Return the records that follow, matching each one exactly.

Entries from a dataset:
-----
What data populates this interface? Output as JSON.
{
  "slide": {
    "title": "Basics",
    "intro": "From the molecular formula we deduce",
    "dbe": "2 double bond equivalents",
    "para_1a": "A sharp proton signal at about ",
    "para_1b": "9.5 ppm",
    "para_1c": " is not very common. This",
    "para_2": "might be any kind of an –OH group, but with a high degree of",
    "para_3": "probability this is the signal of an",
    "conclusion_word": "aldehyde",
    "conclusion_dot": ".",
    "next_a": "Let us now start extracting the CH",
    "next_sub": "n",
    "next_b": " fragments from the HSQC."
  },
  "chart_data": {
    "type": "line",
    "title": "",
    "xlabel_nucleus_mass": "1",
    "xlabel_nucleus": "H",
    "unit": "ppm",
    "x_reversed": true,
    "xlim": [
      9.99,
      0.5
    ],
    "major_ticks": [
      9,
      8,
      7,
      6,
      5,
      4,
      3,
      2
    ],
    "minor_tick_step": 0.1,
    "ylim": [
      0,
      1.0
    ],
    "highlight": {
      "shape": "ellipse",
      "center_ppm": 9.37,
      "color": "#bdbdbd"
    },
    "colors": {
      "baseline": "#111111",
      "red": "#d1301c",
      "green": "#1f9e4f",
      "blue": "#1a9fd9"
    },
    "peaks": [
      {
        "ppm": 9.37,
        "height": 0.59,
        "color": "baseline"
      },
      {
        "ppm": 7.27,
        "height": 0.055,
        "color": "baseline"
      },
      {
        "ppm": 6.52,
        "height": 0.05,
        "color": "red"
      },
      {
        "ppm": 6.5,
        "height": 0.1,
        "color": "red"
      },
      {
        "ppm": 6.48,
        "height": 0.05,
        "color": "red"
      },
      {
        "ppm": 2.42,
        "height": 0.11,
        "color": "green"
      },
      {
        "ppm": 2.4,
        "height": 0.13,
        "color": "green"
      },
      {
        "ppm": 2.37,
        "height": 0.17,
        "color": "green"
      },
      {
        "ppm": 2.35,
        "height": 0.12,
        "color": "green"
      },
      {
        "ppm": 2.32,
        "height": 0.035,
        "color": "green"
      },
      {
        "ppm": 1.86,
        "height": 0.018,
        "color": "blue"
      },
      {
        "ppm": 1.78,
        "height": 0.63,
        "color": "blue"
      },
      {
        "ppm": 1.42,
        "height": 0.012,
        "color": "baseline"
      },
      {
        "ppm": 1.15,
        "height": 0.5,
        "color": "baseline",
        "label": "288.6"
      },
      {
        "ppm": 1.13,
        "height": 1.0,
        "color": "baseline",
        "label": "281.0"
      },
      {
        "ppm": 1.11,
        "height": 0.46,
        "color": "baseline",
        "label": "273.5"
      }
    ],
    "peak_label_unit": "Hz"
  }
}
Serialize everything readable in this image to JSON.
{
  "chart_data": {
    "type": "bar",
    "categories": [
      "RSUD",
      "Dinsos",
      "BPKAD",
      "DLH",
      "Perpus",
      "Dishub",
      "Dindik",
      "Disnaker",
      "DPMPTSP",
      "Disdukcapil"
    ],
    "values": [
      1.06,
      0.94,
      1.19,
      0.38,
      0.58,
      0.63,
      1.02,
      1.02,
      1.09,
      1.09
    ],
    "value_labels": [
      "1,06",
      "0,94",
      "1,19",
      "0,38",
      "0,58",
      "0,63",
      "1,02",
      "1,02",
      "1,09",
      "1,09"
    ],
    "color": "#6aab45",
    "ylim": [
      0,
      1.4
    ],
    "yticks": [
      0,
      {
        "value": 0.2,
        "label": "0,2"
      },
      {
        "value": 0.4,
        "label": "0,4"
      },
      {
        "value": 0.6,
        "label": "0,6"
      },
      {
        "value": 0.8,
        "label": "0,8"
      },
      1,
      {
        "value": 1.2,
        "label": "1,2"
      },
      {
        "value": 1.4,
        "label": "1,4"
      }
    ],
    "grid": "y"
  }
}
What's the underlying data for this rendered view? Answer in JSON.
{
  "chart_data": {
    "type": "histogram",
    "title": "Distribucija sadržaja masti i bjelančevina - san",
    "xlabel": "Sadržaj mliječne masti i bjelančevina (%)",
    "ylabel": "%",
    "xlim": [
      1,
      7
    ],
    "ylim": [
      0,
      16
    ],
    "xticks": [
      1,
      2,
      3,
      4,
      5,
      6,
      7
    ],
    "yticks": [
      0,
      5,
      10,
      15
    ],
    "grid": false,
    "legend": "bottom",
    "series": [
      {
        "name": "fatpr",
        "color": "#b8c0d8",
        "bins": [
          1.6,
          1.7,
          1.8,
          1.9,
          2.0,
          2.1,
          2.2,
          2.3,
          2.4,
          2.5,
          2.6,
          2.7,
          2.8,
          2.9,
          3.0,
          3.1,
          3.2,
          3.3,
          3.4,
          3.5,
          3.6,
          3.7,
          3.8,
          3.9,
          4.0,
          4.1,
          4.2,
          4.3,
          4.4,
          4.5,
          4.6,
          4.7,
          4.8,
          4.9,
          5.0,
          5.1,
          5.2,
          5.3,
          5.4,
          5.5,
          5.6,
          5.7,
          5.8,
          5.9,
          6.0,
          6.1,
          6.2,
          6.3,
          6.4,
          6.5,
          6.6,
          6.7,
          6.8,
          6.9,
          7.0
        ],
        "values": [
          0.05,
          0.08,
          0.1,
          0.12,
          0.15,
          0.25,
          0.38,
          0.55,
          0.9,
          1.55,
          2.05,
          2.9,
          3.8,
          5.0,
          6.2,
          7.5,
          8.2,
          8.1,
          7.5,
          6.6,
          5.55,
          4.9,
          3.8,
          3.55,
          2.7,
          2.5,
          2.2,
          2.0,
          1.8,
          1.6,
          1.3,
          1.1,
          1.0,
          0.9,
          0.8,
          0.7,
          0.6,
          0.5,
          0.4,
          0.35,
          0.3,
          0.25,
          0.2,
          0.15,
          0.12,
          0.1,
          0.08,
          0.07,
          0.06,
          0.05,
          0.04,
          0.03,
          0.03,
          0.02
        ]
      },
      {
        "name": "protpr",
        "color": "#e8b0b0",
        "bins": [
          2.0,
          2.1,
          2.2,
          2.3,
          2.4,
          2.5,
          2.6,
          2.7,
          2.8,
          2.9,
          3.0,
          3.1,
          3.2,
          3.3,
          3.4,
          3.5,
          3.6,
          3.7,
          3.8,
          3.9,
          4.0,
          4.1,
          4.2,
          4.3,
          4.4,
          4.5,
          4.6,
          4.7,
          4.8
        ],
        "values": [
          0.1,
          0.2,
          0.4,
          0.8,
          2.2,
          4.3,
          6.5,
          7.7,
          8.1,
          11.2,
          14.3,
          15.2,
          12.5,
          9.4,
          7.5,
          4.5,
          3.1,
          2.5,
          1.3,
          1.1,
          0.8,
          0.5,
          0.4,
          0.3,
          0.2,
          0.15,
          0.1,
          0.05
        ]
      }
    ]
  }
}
-----
> [Task solution]:
What data populates this interface? Output as JSON.
{
  "slide": {
    "title": "Basics",
    "intro": "From the molecular formula we deduce",
    "dbe": "2 double bond equivalents",
    "para_1a": "A sharp proton signal at about ",
    "para_1b": "9.5 ppm",
    "para_1c": " is not very common. This",
    "para_2": "might be any kind of an –OH group, but with a high degree of",
    "para_3": "probability this is the signal of an",
    "conclusion_word": "aldehyde",
    "conclusion_dot": ".",
    "next_a": "Let us now start extracting the CH",
    "next_sub": "n",
    "next_b": " fragments from the HSQC."
  },
  "chart_data": {
    "type": "line",
    "title": "",
    "xlabel_nucleus_mass": "1",
    "xlabel_nucleus": "H",
    "unit": "ppm",
    "x_reversed": true,
    "xlim": [
      9.99,
      0.5
    ],
    "major_ticks": [
      9,
      8,
      7,
      6,
      5,
      4,
      3,
      2
    ],
    "minor_tick_step": 0.1,
    "ylim": [
      0,
      1.0
    ],
    "highlight": {
      "shape": "ellipse",
      "center_ppm": 9.37,
      "color": "#bdbdbd"
    },
    "colors": {
      "baseline": "#111111",
      "red": "#d1301c",
      "green": "#1f9e4f",
      "blue": "#1a9fd9"
    },
    "peaks": [
      {
        "ppm": 9.37,
        "height": 0.59,
        "color": "baseline"
      },
      {
        "ppm": 7.27,
        "height": 0.055,
        "color": "baseline"
      },
      {
        "ppm": 6.52,
        "height": 0.05,
        "color": "red"
      },
      {
        "ppm": 6.5,
        "height": 0.1,
        "color": "red"
      },
      {
        "ppm": 6.48,
        "height": 0.05,
        "color": "red"
      },
      {
        "ppm": 2.42,
        "height": 0.11,
        "color": "green"
      },
      {
        "ppm": 2.4,
        "height": 0.13,
        "color": "green"
      },
      {
        "ppm": 2.37,
        "height": 0.17,
        "color": "green"
      },
      {
        "ppm": 2.35,
        "height": 0.12,
        "color": "green"
      },
      {
        "ppm": 2.32,
        "height": 0.035,
        "color": "green"
      },
      {
        "ppm": 1.86,
        "height": 0.018,
        "color": "blue"
      },
      {
        "ppm": 1.78,
        "height": 0.63,
        "color": "blue"
      },
      {
        "ppm": 1.42,
        "height": 0.012,
        "color": "baseline"
      },
      {
        "ppm": 1.15,
        "height": 0.5,
        "color": "baseline",
        "label": "288.6"
      },
      {
        "ppm": 1.13,
        "height": 1.0,
        "color": "baseline",
        "label": "281.0"
      },
      {
        "ppm": 1.11,
        "height": 0.46,
        "color": "baseline",
        "label": "273.5"
      }
    ],
    "peak_label_unit": "Hz"
  }
}
Serialize everything readable in this image to JSON.
{
  "chart_data": {
    "type": "bar",
    "categories": [
      "RSUD",
      "Dinsos",
      "BPKAD",
      "DLH",
      "Perpus",
      "Dishub",
      "Dindik",
      "Disnaker",
      "DPMPTSP",
      "Disdukcapil"
    ],
    "values": [
      1.06,
      0.94,
      1.19,
      0.38,
      0.58,
      0.63,
      1.02,
      1.02,
      1.09,
      1.09
    ],
    "value_labels": [
      "1,06",
      "0,94",
      "1,19",
      "0,38",
      "0,58",
      "0,63",
      "1,02",
      "1,02",
      "1,09",
      "1,09"
    ],
    "color": "#6aab45",
    "ylim": [
      0,
      1.4
    ],
    "yticks": [
      0,
      {
        "value": 0.2,
        "label": "0,2"
      },
      {
        "value": 0.4,
        "label": "0,4"
      },
      {
        "value": 0.6,
        "label": "0,6"
      },
      {
        "value": 0.8,
        "label": "0,8"
      },
      1,
      {
        "value": 1.2,
        "label": "1,2"
      },
      {
        "value": 1.4,
        "label": "1,4"
      }
    ],
    "grid": "y"
  }
}
What's the underlying data for this rendered view? Answer in JSON.
{
  "chart_data": {
    "type": "histogram",
    "title": "Distribucija sadržaja masti i bjelančevina - san",
    "xlabel": "Sadržaj mliječne masti i bjelančevina (%)",
    "ylabel": "%",
    "xlim": [
      1,
      7
    ],
    "ylim": [
      0,
      16
    ],
    "xticks": [
      1,
      2,
      3,
      4,
      5,
      6,
      7
    ],
    "yticks": [
      0,
      5,
      10,
      15
    ],
    "grid": false,
    "legend": "bottom",
    "series": [
      {
        "name": "fatpr",
        "color": "#b8c0d8",
        "bins": [
          1.6,
          1.7,
          1.8,
          1.9,
          2.0,
          2.1,
          2.2,
          2.3,
          2.4,
          2.5,
          2.6,
          2.7,
          2.8,
          2.9,
          3.0,
          3.1,
          3.2,
          3.3,
          3.4,
          3.5,
          3.6,
          3.7,
          3.8,
          3.9,
          4.0,
          4.1,
          4.2,
          4.3,
          4.4,
          4.5,
          4.6,
          4.7,
          4.8,
          4.9,
          5.0,
          5.1,
          5.2,
          5.3,
          5.4,
          5.5,
          5.6,
          5.7,
          5.8,
          5.9,
          6.0,
          6.1,
          6.2,
          6.3,
          6.4,
          6.5,
          6.6,
          6.7,
          6.8,
          6.9,
          7.0
        ],
        "values": [
          0.05,
          0.08,
          0.1,
          0.12,
          0.15,
          0.25,
          0.38,
          0.55,
          0.9,
          1.55,
          2.05,
          2.9,
          3.8,
          5.0,
          6.2,
          7.5,
          8.2,
          8.1,
          7.5,
          6.6,
          5.55,
          4.9,
          3.8,
          3.55,
          2.7,
          2.5,
          2.2,
          2.0,
          1.8,
          1.6,
          1.3,
          1.1,
          1.0,
          0.9,
          0.8,
          0.7,
          0.6,
          0.5,
          0.4,
          0.35,
          0.3,
          0.25,
          0.2,
          0.15,
          0.12,
          0.1,
          0.08,
          0.07,
          0.06,
          0.05,
          0.04,
          0.03,
          0.03,
          0.02
        ]
      },
      {
        "name": "protpr",
        "color": "#e8b0b0",
        "bins": [
          2.0,
          2.1,
          2.2,
          2.3,
          2.4,
          2.5,
          2.6,
          2.7,
          2.8,
          2.9,
          3.0,
          3.1,
          3.2,
          3.3,
          3.4,
          3.5,
          3.6,
          3.7,
          3.8,
          3.9,
          4.0,
          4.1,
          4.2,
          4.3,
          4.4,
          4.5,
          4.6,
          4.7,
          4.8
        ],
        "values": [
          0.1,
          0.2,
          0.4,
          0.8,
          2.2,
          4.3,
          6.5,
          7.7,
          8.1,
          11.2,
          14.3,
          15.2,
          12.5,
          9.4,
          7.5,
          4.5,
          3.1,
          2.5,
          1.3,
          1.1,
          0.8,
          0.5,
          0.4,
          0.3,
          0.2,
          0.15,
          0.1,
          0.05
        ]
      }
    ]
  }
}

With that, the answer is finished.